▶ [Directive] Could you copy every line from the material below in which "メモタグ" appears?

▶ [Material provided]
— Start —

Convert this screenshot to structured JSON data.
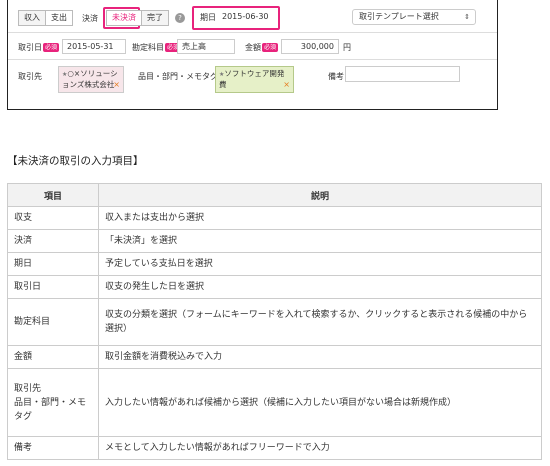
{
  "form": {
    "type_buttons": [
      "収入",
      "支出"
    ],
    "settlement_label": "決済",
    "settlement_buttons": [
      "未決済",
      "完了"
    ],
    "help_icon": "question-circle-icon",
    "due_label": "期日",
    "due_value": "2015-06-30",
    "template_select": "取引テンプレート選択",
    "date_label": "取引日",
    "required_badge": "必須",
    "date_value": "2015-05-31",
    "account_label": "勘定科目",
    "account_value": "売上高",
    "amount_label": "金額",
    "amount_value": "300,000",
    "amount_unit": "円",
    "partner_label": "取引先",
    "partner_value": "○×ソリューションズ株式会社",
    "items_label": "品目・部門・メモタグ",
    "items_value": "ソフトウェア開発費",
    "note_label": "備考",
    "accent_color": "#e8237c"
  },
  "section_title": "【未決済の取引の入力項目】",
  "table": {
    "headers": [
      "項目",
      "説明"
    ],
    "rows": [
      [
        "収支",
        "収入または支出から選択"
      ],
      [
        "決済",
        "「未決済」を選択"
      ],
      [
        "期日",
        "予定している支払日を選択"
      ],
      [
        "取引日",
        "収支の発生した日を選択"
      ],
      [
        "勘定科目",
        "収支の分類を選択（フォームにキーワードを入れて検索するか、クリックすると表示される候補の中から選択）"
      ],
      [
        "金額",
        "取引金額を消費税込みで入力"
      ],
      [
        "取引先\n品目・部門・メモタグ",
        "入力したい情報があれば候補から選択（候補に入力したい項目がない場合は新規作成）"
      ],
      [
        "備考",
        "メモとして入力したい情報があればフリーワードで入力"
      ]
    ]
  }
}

— End —

▶ [Task answer]
    "items_label": "品目・部門・メモタグ",
        "取引先\n品目・部門・メモタグ",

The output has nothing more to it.